A public broadcaster was needed to provide a space for differing views to be heard and shared without becoming hateful, Ferguson said, singling out Q&A as one such program, and referring to her work investigating the effects of domestic violence in Australia. She also recounted an experience covering a speech by Pauline Hanson in the early 2000s, when protesters made it impossible for the then MP’s speech to be heard. “Let her speak, I thought then. You have to listen — if you can’t allow the possibility she may have points to make, the divide between us widens.”
The rise of Hanson, and her hatred of the media, mirrors that of Trump, says Ferguson. “Now in her second coming, she echoes Trumps attacks on the media and in particular the ABC — for the moment refusing to appear on the ABC at all.”
Now Senator Pauline Hanson is trying to use cuts to the ABC as a bargaining chip with the government on media reform, with her senators claiming it is biased against the One Nation party.

_Data block_
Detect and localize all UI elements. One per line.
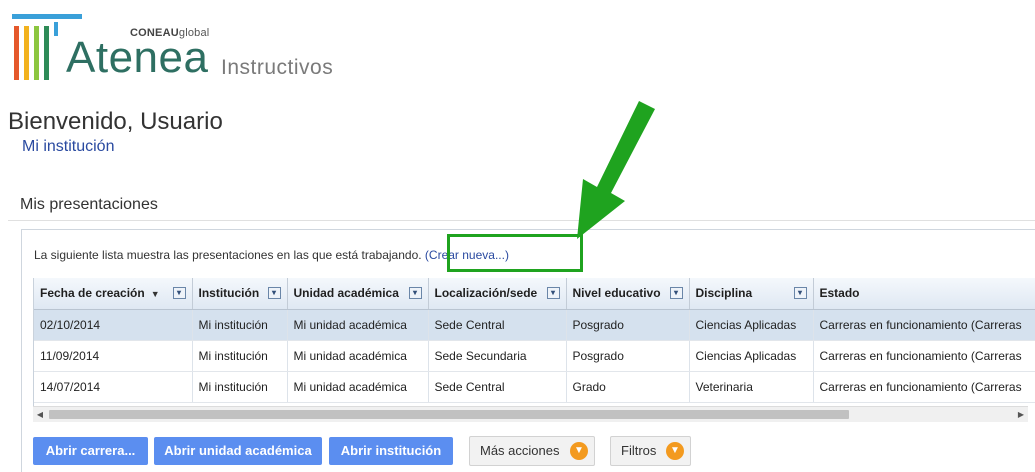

_Given problem 1_
From the passage about the public broadcaster, list every person named.
_Given problem 2_
Which program does Ferguson single out in the passage about the public broadcaster?
_Given problem 3_
Reproduce the passage about the public broadcaster starting at "Now Senator Pauline" and ending at "One Nation party.".

_Task result 1_
Ferguson
Pauline Hanson
Trump

_Task result 2_
Q&A

_Task result 3_
Now Senator Pauline Hanson is trying to use cuts to the ABC as a bargaining chip with the government on media reform, with her senators claiming it is biased against the One Nation party.